The problem >>
Reproduce the entries below in full, word for word.

# START OF Input rows

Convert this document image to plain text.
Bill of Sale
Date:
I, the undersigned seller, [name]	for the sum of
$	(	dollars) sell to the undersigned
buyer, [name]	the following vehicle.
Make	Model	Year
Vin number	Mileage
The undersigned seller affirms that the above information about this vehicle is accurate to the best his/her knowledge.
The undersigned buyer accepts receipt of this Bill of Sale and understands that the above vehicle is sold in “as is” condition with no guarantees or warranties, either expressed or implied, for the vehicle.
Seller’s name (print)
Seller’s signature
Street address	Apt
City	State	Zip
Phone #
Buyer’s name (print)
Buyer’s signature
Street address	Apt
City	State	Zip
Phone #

# END OF Input rows

Response >>
Convert this document image to plain text.
Bill of Sale
Date:
I, the undersigned seller, [name]	for the sum of
$	(	dollars) sell to the undersigned
buyer, [name]	the following vehicle.
Make	Model	Year
Vin number	Mileage
The undersigned seller affirms that the above information about this vehicle is accurate to the best his/her knowledge.
The undersigned buyer accepts receipt of this Bill of Sale and understands that the above vehicle is sold in “as is” condition with no guarantees or warranties, either expressed or implied, for the vehicle.
Seller’s name (print)
Seller’s signature
Street address	Apt
City	State	Zip
Phone #
Buyer’s name (print)
Buyer’s signature
Street address	Apt
City	State	Zip
Phone #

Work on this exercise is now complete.